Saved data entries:

——

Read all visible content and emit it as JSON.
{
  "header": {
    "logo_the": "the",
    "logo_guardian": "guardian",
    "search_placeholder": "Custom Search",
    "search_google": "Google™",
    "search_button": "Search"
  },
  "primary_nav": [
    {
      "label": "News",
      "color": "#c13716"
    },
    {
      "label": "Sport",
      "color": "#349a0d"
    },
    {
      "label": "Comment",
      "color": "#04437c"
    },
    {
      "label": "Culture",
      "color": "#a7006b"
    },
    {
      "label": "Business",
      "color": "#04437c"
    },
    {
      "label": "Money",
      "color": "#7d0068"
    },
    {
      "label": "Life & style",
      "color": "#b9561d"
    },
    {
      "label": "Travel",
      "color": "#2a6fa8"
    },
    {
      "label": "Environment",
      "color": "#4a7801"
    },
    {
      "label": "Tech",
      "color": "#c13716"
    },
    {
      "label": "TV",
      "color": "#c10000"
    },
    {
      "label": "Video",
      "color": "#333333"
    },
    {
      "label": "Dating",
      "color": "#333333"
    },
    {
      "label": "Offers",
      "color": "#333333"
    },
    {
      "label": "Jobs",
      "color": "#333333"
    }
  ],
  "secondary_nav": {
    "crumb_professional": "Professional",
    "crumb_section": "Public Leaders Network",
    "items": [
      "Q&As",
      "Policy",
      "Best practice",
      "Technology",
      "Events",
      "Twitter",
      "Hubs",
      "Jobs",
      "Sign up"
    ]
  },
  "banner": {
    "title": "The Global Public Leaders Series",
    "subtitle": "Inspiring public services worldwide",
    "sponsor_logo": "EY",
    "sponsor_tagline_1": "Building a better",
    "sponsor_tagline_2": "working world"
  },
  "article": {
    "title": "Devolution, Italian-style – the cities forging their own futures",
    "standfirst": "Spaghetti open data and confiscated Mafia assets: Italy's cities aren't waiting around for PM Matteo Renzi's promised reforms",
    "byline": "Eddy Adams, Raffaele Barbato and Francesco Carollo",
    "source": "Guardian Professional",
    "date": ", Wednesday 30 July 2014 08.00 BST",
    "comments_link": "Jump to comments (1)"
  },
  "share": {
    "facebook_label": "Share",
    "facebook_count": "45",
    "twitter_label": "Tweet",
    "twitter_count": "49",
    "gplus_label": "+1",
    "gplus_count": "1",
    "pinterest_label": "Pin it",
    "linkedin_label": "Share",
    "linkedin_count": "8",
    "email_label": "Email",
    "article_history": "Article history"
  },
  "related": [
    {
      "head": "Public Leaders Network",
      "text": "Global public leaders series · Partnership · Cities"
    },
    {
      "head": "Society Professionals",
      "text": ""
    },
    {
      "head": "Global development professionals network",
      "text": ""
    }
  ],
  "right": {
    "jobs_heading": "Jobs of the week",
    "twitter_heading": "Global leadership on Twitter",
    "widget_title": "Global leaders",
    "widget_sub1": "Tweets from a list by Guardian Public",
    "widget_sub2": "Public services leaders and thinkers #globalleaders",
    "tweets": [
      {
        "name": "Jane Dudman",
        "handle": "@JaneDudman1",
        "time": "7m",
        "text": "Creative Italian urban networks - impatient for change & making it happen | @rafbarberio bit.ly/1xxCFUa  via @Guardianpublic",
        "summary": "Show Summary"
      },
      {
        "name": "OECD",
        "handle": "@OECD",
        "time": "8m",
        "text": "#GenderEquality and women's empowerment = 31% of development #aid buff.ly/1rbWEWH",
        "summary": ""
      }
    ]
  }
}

——

WRITTEN REQUEST ▸ Among the entries, how many lines include the word "Italian"? Answer with a single number and nothing further.

THE ANSWER ▸ 2